Dataset entries
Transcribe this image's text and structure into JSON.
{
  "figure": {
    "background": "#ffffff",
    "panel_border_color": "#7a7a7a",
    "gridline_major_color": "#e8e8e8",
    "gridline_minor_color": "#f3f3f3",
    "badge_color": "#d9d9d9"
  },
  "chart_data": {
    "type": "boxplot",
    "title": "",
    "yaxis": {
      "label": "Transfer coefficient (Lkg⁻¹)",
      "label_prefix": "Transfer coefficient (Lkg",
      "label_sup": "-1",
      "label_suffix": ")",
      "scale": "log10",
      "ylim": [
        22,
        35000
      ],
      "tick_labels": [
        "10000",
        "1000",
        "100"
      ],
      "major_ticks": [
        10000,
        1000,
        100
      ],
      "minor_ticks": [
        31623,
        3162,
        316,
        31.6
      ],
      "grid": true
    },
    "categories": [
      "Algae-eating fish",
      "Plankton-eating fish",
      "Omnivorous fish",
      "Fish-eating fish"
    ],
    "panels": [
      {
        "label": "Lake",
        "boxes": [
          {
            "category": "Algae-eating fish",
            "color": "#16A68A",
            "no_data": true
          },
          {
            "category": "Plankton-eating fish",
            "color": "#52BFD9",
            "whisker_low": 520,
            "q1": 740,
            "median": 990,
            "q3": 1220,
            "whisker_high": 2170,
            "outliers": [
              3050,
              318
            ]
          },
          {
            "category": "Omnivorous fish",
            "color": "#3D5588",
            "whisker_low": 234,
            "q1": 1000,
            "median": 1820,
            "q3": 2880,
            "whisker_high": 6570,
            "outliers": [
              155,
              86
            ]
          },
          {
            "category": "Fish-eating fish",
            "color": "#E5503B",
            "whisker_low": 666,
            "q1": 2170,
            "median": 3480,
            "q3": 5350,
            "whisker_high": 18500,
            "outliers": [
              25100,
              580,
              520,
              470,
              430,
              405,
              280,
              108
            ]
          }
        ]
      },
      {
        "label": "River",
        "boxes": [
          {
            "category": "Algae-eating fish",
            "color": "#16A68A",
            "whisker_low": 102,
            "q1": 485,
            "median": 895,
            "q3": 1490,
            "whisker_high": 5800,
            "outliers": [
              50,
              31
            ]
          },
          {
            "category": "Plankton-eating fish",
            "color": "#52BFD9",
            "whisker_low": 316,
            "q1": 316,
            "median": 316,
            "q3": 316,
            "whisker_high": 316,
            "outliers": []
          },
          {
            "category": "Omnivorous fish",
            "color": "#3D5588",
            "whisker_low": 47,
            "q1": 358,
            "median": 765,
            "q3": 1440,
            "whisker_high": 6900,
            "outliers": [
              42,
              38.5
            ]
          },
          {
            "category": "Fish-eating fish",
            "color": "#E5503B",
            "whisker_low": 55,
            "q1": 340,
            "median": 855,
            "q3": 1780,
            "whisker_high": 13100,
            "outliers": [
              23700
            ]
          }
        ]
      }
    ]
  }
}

◆ **GOAL**: Where a line above holds the string "coefficient", show that line.

◆ **SOLUTION TO THE PROBLEM**:
      "label": "Transfer coefficient (Lkg⁻¹)",
      "label_prefix": "Transfer coefficient (Lkg",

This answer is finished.